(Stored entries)
++++++++++++++++++++

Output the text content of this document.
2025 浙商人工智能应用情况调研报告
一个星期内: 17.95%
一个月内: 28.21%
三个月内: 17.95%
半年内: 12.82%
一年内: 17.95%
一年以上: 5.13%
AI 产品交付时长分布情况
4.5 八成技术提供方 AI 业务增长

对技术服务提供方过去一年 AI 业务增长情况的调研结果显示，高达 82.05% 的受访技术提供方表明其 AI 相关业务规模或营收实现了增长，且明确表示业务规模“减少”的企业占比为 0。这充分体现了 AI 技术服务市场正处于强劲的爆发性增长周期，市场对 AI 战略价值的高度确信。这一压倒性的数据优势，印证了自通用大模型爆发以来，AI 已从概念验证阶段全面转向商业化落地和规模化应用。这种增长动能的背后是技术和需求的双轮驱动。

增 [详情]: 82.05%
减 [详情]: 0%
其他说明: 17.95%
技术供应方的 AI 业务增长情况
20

++++++++++++++++++++

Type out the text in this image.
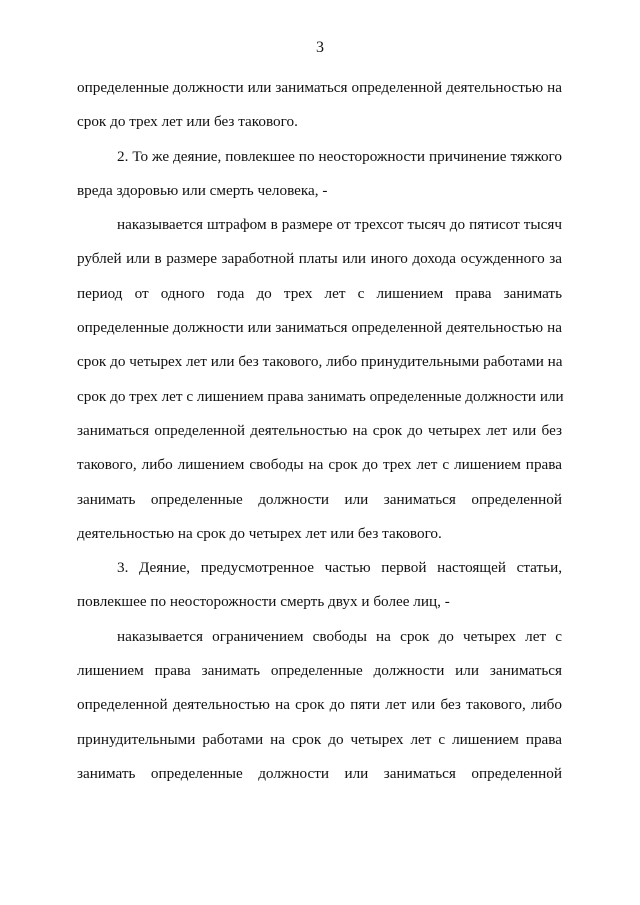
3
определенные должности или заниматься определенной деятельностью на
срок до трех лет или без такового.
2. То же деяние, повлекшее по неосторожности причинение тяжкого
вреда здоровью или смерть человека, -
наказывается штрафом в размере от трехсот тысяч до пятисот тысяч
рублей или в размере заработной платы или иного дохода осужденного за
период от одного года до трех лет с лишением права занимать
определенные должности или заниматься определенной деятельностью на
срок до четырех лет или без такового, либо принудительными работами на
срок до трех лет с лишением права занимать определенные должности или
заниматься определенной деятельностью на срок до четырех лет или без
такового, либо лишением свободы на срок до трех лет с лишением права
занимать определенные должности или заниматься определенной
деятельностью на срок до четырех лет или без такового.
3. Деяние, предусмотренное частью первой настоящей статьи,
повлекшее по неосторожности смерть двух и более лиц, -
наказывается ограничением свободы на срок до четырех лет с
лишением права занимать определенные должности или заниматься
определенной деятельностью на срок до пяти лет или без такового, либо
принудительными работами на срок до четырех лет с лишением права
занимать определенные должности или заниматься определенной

++++++++++++++++++++

Read the data above. Pull out each line in which the string "работами" appears.

Answer below:
срок до четырех лет или без такового, либо принудительными работами на
принудительными работами на срок до четырех лет с лишением права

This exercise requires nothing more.